● PROBLEM REQUIREMENTS: Would you count the lines below that contain the string "Department" and reply with that number only?

● INPUT DATA:
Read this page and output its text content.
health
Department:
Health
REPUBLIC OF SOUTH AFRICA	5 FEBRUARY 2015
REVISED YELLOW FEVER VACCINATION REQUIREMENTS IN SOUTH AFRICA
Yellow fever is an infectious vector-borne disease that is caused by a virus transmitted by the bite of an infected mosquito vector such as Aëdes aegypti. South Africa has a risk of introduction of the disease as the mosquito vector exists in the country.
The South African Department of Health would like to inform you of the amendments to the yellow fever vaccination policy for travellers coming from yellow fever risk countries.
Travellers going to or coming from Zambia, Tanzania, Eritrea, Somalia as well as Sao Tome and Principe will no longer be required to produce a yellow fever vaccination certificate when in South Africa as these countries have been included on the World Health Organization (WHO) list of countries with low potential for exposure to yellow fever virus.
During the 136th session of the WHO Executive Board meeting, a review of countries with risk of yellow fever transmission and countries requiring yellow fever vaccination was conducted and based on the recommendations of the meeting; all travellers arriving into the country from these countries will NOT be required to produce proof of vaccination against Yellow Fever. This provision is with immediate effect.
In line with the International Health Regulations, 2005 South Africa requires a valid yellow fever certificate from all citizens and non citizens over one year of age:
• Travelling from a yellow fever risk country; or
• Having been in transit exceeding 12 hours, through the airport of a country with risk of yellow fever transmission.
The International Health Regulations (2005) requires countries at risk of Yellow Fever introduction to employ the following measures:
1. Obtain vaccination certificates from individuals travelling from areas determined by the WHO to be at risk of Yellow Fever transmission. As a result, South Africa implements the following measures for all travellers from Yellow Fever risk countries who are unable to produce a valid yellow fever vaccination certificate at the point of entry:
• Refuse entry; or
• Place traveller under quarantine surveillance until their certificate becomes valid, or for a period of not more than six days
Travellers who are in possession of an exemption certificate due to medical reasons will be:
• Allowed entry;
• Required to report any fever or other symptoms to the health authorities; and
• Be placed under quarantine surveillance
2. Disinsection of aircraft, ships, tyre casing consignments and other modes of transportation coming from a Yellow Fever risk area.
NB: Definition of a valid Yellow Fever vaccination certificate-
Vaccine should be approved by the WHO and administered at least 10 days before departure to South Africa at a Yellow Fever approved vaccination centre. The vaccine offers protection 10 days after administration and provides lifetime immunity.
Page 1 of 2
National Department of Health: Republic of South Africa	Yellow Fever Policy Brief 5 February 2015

● YOUR SOLUTION: 3